| The problem |
Count the lines below that contain the word "ENGINE", and report only that number.

| Dataset entries |
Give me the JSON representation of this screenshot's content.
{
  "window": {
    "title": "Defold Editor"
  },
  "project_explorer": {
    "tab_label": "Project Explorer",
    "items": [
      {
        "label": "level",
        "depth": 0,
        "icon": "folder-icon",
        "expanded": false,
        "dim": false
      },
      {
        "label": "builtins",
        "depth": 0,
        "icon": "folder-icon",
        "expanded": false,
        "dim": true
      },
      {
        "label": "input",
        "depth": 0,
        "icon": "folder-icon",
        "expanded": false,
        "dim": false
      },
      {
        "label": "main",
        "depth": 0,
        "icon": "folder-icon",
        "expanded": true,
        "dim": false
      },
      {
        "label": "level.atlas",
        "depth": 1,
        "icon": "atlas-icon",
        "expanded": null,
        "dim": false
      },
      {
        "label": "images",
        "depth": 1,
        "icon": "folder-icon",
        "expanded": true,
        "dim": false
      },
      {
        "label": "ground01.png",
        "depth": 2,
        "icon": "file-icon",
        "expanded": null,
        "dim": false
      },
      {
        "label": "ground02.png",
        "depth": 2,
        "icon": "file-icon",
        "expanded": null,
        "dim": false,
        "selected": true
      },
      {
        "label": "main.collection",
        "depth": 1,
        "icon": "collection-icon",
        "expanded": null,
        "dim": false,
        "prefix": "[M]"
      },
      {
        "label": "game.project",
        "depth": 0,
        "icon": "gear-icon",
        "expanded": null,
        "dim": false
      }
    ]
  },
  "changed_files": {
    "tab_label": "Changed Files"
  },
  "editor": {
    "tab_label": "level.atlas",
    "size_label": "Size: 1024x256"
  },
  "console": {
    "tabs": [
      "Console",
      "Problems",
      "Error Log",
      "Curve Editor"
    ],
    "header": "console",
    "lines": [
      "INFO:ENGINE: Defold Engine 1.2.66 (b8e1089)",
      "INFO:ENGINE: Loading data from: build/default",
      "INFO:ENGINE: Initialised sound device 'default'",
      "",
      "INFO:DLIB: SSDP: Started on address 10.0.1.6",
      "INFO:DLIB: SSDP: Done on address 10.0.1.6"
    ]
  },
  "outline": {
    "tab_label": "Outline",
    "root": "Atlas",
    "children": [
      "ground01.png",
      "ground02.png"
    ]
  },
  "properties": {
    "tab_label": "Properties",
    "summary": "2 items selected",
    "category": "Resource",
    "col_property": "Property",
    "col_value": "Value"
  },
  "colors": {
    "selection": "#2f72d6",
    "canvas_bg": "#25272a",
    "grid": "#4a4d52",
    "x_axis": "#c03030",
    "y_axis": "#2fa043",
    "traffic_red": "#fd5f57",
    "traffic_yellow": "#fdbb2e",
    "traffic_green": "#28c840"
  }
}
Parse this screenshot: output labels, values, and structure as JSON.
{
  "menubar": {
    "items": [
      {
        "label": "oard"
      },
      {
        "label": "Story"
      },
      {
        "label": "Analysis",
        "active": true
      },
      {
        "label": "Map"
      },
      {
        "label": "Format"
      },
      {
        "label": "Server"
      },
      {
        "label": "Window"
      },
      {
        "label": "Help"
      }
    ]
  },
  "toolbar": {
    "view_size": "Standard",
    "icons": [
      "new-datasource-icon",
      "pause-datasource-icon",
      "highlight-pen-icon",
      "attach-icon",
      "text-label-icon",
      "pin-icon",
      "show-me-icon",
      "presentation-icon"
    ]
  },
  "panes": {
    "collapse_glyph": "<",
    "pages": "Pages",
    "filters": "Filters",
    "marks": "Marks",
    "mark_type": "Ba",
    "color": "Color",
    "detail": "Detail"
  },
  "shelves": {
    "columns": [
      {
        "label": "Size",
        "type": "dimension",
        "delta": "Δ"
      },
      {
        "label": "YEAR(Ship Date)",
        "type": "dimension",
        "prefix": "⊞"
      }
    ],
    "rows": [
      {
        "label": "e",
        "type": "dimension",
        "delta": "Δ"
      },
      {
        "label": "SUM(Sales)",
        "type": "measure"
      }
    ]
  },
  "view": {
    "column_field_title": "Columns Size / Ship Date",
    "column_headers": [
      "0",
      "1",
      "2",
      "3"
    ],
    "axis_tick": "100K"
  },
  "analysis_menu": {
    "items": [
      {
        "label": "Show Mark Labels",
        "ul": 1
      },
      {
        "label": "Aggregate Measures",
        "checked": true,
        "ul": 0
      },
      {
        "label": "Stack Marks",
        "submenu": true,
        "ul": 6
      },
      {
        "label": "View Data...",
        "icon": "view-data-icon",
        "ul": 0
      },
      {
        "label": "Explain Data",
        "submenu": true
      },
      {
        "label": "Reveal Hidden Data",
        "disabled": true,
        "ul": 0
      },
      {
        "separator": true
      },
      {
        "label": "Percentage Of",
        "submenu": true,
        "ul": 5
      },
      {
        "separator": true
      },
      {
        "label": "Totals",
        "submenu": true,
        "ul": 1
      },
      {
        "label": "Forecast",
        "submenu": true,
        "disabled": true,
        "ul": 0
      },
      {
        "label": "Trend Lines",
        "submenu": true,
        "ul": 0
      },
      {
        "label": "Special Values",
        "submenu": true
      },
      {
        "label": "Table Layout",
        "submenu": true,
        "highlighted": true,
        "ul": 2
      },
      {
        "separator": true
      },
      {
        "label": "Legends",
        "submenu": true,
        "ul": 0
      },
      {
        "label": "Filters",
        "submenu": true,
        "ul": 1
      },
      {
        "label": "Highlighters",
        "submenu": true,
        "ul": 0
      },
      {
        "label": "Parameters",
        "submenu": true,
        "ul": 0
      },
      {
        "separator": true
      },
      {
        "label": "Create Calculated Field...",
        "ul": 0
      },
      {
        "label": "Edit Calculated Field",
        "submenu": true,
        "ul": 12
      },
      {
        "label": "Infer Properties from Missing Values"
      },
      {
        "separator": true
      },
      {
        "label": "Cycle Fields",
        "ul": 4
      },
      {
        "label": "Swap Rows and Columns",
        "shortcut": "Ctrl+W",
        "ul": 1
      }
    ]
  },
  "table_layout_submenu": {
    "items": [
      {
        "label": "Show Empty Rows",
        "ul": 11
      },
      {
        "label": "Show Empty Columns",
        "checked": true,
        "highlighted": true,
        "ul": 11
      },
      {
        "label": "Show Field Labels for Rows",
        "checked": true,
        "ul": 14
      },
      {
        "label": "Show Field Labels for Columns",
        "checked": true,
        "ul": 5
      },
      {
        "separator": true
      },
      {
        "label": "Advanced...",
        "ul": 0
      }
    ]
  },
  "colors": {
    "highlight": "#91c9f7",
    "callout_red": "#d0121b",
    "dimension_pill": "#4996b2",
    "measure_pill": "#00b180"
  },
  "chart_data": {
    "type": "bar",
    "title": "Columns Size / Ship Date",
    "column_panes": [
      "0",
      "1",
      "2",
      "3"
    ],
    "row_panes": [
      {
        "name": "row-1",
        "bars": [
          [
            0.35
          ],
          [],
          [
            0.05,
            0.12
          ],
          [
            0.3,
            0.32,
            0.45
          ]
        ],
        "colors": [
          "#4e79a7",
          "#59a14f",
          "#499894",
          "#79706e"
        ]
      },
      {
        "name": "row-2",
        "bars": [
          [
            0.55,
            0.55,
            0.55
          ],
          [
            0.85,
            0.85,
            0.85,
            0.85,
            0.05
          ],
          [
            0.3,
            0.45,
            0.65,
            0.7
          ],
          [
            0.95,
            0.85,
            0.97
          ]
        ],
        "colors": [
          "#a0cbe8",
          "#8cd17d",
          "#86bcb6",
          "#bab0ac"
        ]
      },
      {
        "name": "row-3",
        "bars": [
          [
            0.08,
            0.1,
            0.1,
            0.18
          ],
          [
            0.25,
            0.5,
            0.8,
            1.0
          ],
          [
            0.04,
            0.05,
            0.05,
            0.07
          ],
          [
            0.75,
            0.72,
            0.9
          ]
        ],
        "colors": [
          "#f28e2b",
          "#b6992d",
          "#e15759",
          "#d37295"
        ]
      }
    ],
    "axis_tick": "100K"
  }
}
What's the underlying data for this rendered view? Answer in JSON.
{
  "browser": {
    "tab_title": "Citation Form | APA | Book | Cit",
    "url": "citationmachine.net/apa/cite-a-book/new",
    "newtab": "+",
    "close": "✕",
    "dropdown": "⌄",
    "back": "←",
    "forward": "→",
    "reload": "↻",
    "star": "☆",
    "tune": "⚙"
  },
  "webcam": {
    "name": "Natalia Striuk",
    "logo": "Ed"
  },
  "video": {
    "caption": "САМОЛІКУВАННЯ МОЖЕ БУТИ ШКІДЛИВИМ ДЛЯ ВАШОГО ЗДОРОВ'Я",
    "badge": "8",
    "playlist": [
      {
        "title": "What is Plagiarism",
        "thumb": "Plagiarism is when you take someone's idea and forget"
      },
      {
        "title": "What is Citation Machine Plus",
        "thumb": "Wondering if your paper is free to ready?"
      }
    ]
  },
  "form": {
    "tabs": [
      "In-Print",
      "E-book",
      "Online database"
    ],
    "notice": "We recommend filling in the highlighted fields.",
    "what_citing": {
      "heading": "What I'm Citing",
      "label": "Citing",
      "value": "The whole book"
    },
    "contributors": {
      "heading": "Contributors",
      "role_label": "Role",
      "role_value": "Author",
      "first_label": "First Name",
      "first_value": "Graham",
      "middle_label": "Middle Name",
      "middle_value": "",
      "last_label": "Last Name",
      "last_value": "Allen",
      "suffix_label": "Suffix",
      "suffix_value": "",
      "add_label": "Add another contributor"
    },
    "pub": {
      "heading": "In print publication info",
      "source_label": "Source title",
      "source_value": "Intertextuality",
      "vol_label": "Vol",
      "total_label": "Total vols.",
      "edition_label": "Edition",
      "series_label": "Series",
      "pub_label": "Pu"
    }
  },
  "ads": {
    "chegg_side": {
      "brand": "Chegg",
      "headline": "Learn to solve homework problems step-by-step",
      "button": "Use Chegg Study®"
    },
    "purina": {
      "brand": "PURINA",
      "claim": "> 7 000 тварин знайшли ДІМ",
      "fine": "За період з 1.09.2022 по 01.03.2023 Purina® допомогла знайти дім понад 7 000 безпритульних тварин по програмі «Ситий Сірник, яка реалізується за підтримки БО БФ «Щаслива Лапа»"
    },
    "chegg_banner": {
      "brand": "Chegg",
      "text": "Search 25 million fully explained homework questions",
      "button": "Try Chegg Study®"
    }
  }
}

| Exercise response |
3